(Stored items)

+++

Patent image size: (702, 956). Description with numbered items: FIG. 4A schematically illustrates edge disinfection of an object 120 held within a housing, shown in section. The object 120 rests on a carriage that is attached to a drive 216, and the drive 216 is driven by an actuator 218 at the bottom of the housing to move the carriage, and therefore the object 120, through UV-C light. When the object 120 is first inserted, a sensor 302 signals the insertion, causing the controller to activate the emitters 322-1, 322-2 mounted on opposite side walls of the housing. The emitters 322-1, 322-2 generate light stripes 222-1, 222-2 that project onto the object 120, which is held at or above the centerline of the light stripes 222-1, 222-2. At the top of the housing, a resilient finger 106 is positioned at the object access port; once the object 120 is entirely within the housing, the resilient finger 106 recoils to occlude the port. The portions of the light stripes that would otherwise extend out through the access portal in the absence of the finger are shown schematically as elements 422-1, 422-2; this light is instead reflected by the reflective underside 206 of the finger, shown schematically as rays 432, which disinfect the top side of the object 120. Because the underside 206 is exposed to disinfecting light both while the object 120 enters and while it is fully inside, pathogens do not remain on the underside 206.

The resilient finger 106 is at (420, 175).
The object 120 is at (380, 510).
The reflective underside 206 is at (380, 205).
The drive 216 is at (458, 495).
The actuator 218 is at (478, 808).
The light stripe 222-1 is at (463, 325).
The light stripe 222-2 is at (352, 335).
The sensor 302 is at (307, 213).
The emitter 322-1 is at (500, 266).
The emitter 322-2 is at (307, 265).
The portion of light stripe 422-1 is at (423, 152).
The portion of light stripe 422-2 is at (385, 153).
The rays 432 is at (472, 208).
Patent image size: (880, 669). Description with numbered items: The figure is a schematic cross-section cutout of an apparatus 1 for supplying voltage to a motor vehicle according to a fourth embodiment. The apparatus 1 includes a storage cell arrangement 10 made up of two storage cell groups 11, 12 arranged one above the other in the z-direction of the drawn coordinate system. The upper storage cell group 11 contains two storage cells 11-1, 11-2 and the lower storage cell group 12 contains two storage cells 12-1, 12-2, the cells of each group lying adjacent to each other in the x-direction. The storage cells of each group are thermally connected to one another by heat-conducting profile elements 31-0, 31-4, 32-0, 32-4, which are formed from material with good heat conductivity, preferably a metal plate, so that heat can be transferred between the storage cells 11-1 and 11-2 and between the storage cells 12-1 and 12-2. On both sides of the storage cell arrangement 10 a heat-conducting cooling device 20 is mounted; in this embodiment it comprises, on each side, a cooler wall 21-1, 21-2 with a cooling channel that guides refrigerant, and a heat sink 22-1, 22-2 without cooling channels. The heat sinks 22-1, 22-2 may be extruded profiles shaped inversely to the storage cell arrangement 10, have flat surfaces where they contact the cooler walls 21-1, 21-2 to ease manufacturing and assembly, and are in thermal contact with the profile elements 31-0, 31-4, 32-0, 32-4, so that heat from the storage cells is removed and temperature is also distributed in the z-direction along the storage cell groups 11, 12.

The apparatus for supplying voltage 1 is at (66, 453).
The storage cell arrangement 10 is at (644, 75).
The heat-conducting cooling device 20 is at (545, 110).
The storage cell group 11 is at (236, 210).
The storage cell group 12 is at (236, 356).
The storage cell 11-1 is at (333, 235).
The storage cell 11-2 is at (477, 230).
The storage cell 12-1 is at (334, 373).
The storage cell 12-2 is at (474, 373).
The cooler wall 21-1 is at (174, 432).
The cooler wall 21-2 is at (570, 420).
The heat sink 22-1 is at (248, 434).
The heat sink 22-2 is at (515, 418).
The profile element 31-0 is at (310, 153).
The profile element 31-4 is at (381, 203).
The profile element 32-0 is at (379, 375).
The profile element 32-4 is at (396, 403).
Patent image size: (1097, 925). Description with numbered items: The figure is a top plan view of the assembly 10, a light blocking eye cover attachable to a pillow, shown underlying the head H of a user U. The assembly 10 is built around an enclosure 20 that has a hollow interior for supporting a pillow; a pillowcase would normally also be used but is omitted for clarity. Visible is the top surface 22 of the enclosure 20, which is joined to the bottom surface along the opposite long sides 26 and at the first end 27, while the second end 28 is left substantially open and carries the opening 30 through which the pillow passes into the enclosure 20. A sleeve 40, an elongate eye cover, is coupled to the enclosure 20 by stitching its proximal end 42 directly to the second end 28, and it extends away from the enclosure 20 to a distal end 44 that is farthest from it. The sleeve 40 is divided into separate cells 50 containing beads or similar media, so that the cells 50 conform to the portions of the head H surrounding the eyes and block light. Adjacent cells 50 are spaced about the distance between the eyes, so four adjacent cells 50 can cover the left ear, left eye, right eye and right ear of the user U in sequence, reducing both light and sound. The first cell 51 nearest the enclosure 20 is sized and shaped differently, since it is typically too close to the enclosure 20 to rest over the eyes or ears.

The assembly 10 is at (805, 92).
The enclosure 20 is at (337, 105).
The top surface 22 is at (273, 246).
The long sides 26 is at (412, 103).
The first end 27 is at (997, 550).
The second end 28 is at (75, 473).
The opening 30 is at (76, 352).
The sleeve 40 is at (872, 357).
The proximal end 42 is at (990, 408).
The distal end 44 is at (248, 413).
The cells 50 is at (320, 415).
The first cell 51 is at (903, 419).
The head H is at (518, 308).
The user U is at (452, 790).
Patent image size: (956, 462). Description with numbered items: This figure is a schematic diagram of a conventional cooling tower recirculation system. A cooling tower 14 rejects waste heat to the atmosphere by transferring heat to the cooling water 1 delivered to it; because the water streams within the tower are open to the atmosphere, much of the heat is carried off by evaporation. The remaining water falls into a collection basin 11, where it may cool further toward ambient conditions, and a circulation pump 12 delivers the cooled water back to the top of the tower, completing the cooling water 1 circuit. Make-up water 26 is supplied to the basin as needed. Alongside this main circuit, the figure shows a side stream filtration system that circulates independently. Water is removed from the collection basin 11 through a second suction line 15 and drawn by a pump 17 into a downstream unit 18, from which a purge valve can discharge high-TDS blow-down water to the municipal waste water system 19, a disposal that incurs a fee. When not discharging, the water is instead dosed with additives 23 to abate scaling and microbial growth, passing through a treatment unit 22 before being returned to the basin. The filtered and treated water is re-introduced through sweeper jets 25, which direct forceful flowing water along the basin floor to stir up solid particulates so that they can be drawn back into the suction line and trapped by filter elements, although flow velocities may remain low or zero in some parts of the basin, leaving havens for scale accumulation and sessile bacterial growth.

+++

== Assignment ==
Every record must be transcribed exactly, with no line skipped.

== Problem solution ==
Patent image size: (702, 956). Description with numbered items: FIG. 4A schematically illustrates edge disinfection of an object 120 held within a housing, shown in section. The object 120 rests on a carriage that is attached to a drive 216, and the drive 216 is driven by an actuator 218 at the bottom of the housing to move the carriage, and therefore the object 120, through UV-C light. When the object 120 is first inserted, a sensor 302 signals the insertion, causing the controller to activate the emitters 322-1, 322-2 mounted on opposite side walls of the housing. The emitters 322-1, 322-2 generate light stripes 222-1, 222-2 that project onto the object 120, which is held at or above the centerline of the light stripes 222-1, 222-2. At the top of the housing, a resilient finger 106 is positioned at the object access port; once the object 120 is entirely within the housing, the resilient finger 106 recoils to occlude the port. The portions of the light stripes that would otherwise extend out through the access portal in the absence of the finger are shown schematically as elements 422-1, 422-2; this light is instead reflected by the reflective underside 206 of the finger, shown schematically as rays 432, which disinfect the top side of the object 120. Because the underside 206 is exposed to disinfecting light both while the object 120 enters and while it is fully inside, pathogens do not remain on the underside 206.

The resilient finger 106 is at (420, 175).
The object 120 is at (380, 510).
The reflective underside 206 is at (380, 205).
The drive 216 is at (458, 495).
The actuator 218 is at (478, 808).
The light stripe 222-1 is at (463, 325).
The light stripe 222-2 is at (352, 335).
The sensor 302 is at (307, 213).
The emitter 322-1 is at (500, 266).
The emitter 322-2 is at (307, 265).
The portion of light stripe 422-1 is at (423, 152).
The portion of light stripe 422-2 is at (385, 153).
The rays 432 is at (472, 208).
Patent image size: (880, 669). Description with numbered items: The figure is a schematic cross-section cutout of an apparatus 1 for supplying voltage to a motor vehicle according to a fourth embodiment. The apparatus 1 includes a storage cell arrangement 10 made up of two storage cell groups 11, 12 arranged one above the other in the z-direction of the drawn coordinate system. The upper storage cell group 11 contains two storage cells 11-1, 11-2 and the lower storage cell group 12 contains two storage cells 12-1, 12-2, the cells of each group lying adjacent to each other in the x-direction. The storage cells of each group are thermally connected to one another by heat-conducting profile elements 31-0, 31-4, 32-0, 32-4, which are formed from material with good heat conductivity, preferably a metal plate, so that heat can be transferred between the storage cells 11-1 and 11-2 and between the storage cells 12-1 and 12-2. On both sides of the storage cell arrangement 10 a heat-conducting cooling device 20 is mounted; in this embodiment it comprises, on each side, a cooler wall 21-1, 21-2 with a cooling channel that guides refrigerant, and a heat sink 22-1, 22-2 without cooling channels. The heat sinks 22-1, 22-2 may be extruded profiles shaped inversely to the storage cell arrangement 10, have flat surfaces where they contact the cooler walls 21-1, 21-2 to ease manufacturing and assembly, and are in thermal contact with the profile elements 31-0, 31-4, 32-0, 32-4, so that heat from the storage cells is removed and temperature is also distributed in the z-direction along the storage cell groups 11, 12.

The apparatus for supplying voltage 1 is at (66, 453).
The storage cell arrangement 10 is at (644, 75).
The heat-conducting cooling device 20 is at (545, 110).
The storage cell group 11 is at (236, 210).
The storage cell group 12 is at (236, 356).
The storage cell 11-1 is at (333, 235).
The storage cell 11-2 is at (477, 230).
The storage cell 12-1 is at (334, 373).
The storage cell 12-2 is at (474, 373).
The cooler wall 21-1 is at (174, 432).
The cooler wall 21-2 is at (570, 420).
The heat sink 22-1 is at (248, 434).
The heat sink 22-2 is at (515, 418).
The profile element 31-0 is at (310, 153).
The profile element 31-4 is at (381, 203).
The profile element 32-0 is at (379, 375).
The profile element 32-4 is at (396, 403).
Patent image size: (1097, 925). Description with numbered items: The figure is a top plan view of the assembly 10, a light blocking eye cover attachable to a pillow, shown underlying the head H of a user U. The assembly 10 is built around an enclosure 20 that has a hollow interior for supporting a pillow; a pillowcase would normally also be used but is omitted for clarity. Visible is the top surface 22 of the enclosure 20, which is joined to the bottom surface along the opposite long sides 26 and at the first end 27, while the second end 28 is left substantially open and carries the opening 30 through which the pillow passes into the enclosure 20. A sleeve 40, an elongate eye cover, is coupled to the enclosure 20 by stitching its proximal end 42 directly to the second end 28, and it extends away from the enclosure 20 to a distal end 44 that is farthest from it. The sleeve 40 is divided into separate cells 50 containing beads or similar media, so that the cells 50 conform to the portions of the head H surrounding the eyes and block light. Adjacent cells 50 are spaced about the distance between the eyes, so four adjacent cells 50 can cover the left ear, left eye, right eye and right ear of the user U in sequence, reducing both light and sound. The first cell 51 nearest the enclosure 20 is sized and shaped differently, since it is typically too close to the enclosure 20 to rest over the eyes or ears.

The assembly 10 is at (805, 92).
The enclosure 20 is at (337, 105).
The top surface 22 is at (273, 246).
The long sides 26 is at (412, 103).
The first end 27 is at (997, 550).
The second end 28 is at (75, 473).
The opening 30 is at (76, 352).
The sleeve 40 is at (872, 357).
The proximal end 42 is at (990, 408).
The distal end 44 is at (248, 413).
The cells 50 is at (320, 415).
The first cell 51 is at (903, 419).
The head H is at (518, 308).
The user U is at (452, 790).
Patent image size: (956, 462). Description with numbered items: This figure is a schematic diagram of a conventional cooling tower recirculation system. A cooling tower 14 rejects waste heat to the atmosphere by transferring heat to the cooling water 1 delivered to it; because the water streams within the tower are open to the atmosphere, much of the heat is carried off by evaporation. The remaining water falls into a collection basin 11, where it may cool further toward ambient conditions, and a circulation pump 12 delivers the cooled water back to the top of the tower, completing the cooling water 1 circuit. Make-up water 26 is supplied to the basin as needed. Alongside this main circuit, the figure shows a side stream filtration system that circulates independently. Water is removed from the collection basin 11 through a second suction line 15 and drawn by a pump 17 into a downstream unit 18, from which a purge valve can discharge high-TDS blow-down water to the municipal waste water system 19, a disposal that incurs a fee. When not discharging, the water is instead dosed with additives 23 to abate scaling and microbial growth, passing through a treatment unit 22 before being returned to the basin. The filtered and treated water is re-introduced through sweeper jets 25, which direct forceful flowing water along the basin floor to stir up solid particulates so that they can be drawn back into the suction line and trapped by filter elements, although flow velocities may remain low or zero in some parts of the basin, leaving havens for scale accumulation and sessile bacterial growth.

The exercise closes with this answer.